Task statement → Among the records below, find each line that includes the string "text" and copy it.

Excerpted records →
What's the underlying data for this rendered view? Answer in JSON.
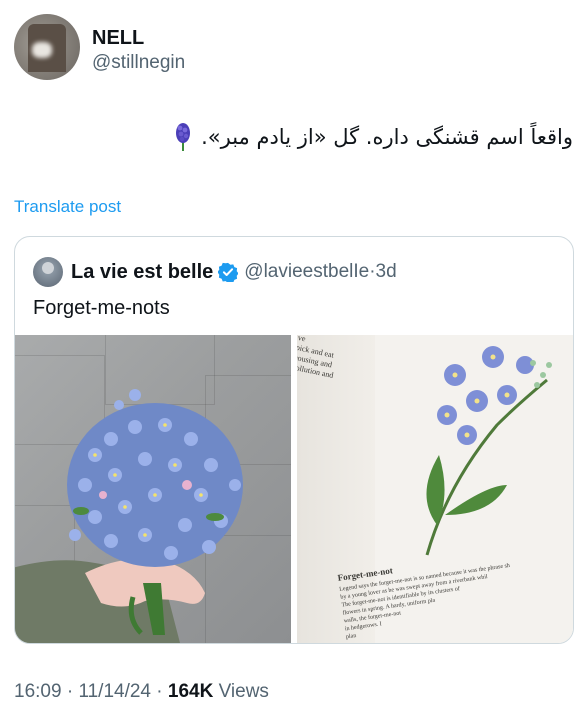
{
  "post": {
    "author_name": "NELL",
    "author_handle": "@stillnegin",
    "text": "واقعاً اسم قشنگی داره. گل «از یادم مبر».",
    "emoji_icon": "hyacinth-icon",
    "translate_label": "Translate post"
  },
  "quote": {
    "name": "La vie est belle",
    "handle": "@lavieestbelIe",
    "separator": "·",
    "time": "3d",
    "text": "Forget-me-nots",
    "book_fragment_top": [
      "ve",
      "pick and eat",
      "housing and",
      "pollution and"
    ],
    "book_heading": "Forget-me-not",
    "book_body": [
      "Legend says the forget-me-not is so named because it was the phrase sh",
      "by a young lover as he was swept away from a riverbank whil",
      "The forget-me-not is identifiable by its clusters of",
      "flowers in spring. A hardy, uniform pla",
      "walls, the forget-me-not",
      "in hedgerows. I",
      "plan"
    ]
  },
  "footer": {
    "time": "16:09",
    "dot1": "·",
    "date": "11/14/24",
    "dot2": "·",
    "views_count": "164K",
    "views_label": "Views"
  },
  "colors": {
    "link": "#1d9bf0",
    "muted": "#536471",
    "text": "#0f1419",
    "verified": "#1d9bf0"
  }
}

Full solution →
    "text": "واقعاً اسم قشنگی داره. گل «از یادم مبر».",
    "text": "Forget-me-nots",
    "text": "#0f1419",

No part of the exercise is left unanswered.